#### [PROBLEM TO WORK ON]
Write out all the lines again, precisely as they stand, but without the images.

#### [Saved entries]
--------------------------------------------------

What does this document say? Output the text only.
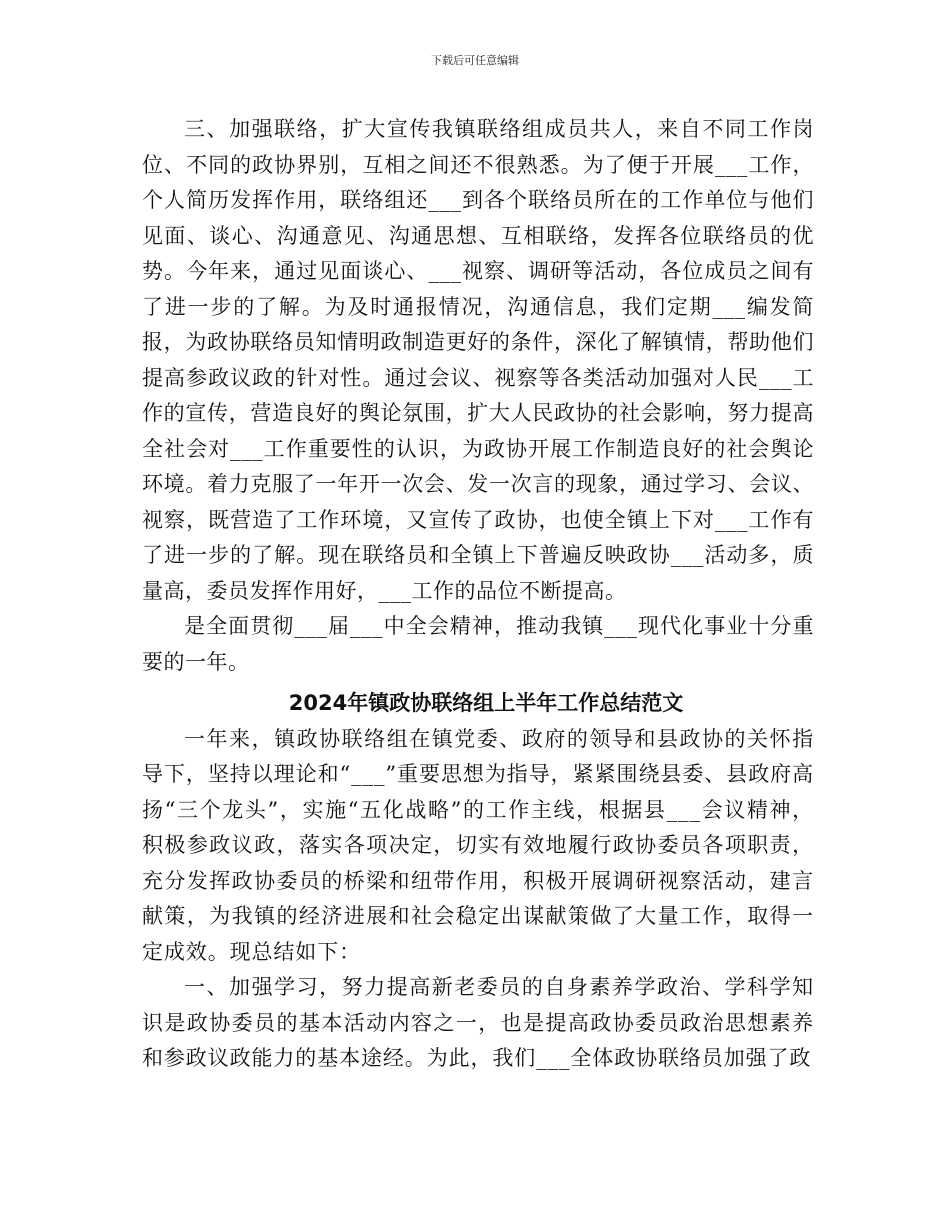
下载后可任意编辑

三、加强联络，扩大宣传我镇联络组成员共人，来自不同工作岗位、不同的政协界别，互相之间还不很熟悉。为了便于开展___工作，个人简历发挥作用，联络组还___到各个联络员所在的工作单位与他们见面、谈心、沟通意见、沟通思想、互相联络，发挥各位联络员的优势。今年来，通过见面谈心、___视察、调研等活动，各位成员之间有了进一步的了解。为及时通报情况，沟通信息，我们定期___编发简报，为政协联络员知情明政制造更好的条件，深化了解镇情，帮助他们提高参政议政的针对性。通过会议、视察等各类活动加强对人民___工作的宣传，营造良好的舆论氛围，扩大人民政协的社会影响，努力提高全社会对___工作重要性的认识，为政协开展工作制造良好的社会舆论环境。着力克服了一年开一次会、发一次言的现象，通过学习、会议、视察，既营造了工作环境，又宣传了政协，也使全镇上下对___工作有了进一步的了解。现在联络员和全镇上下普遍反映政协___活动多，质量高，委员发挥作用好，___工作的品位不断提高。

是全面贯彻___届___中全会精神，推动我镇___现代化事业十分重要的一年。

2024年镇政协联络组上半年工作总结范文

一年来，镇政协联络组在镇党委、政府的领导和县政协的关怀指导下，坚持以理论和“___”重要思想为指导，紧紧围绕县委、县政府高扬“三个龙头”，实施“五化战略”的工作主线，根据县___会议精神，积极参政议政，落实各项决定，切实有效地履行政协委员各项职责，充分发挥政协委员的桥梁和纽带作用，积极开展调研视察活动，建言献策，为我镇的经济进展和社会稳定出谋献策做了大量工作，取得一定成效。现总结如下：

一、加强学习，努力提高新老委员的自身素养学政治、学科学知识是政协委员的基本活动内容之一，也是提高政协委员政治思想素养和参政议政能力的基本途经。为此，我们___全体政协联络员加强了政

--------------------------------------------------

#### [SOLUTION TO THIS TASK]
What does this document say? Output the text only.
下载后可任意编辑

三、加强联络，扩大宣传我镇联络组成员共人，来自不同工作岗位、不同的政协界别，互相之间还不很熟悉。为了便于开展___工作，个人简历发挥作用，联络组还___到各个联络员所在的工作单位与他们见面、谈心、沟通意见、沟通思想、互相联络，发挥各位联络员的优势。今年来，通过见面谈心、___视察、调研等活动，各位成员之间有了进一步的了解。为及时通报情况，沟通信息，我们定期___编发简报，为政协联络员知情明政制造更好的条件，深化了解镇情，帮助他们提高参政议政的针对性。通过会议、视察等各类活动加强对人民___工作的宣传，营造良好的舆论氛围，扩大人民政协的社会影响，努力提高全社会对___工作重要性的认识，为政协开展工作制造良好的社会舆论环境。着力克服了一年开一次会、发一次言的现象，通过学习、会议、视察，既营造了工作环境，又宣传了政协，也使全镇上下对___工作有了进一步的了解。现在联络员和全镇上下普遍反映政协___活动多，质量高，委员发挥作用好，___工作的品位不断提高。

是全面贯彻___届___中全会精神，推动我镇___现代化事业十分重要的一年。

2024年镇政协联络组上半年工作总结范文

一年来，镇政协联络组在镇党委、政府的领导和县政协的关怀指导下，坚持以理论和“___”重要思想为指导，紧紧围绕县委、县政府高扬“三个龙头”，实施“五化战略”的工作主线，根据县___会议精神，积极参政议政，落实各项决定，切实有效地履行政协委员各项职责，充分发挥政协委员的桥梁和纽带作用，积极开展调研视察活动，建言献策，为我镇的经济进展和社会稳定出谋献策做了大量工作，取得一定成效。现总结如下：

一、加强学习，努力提高新老委员的自身素养学政治、学科学知识是政协委员的基本活动内容之一，也是提高政协委员政治思想素养和参政议政能力的基本途经。为此，我们___全体政协联络员加强了政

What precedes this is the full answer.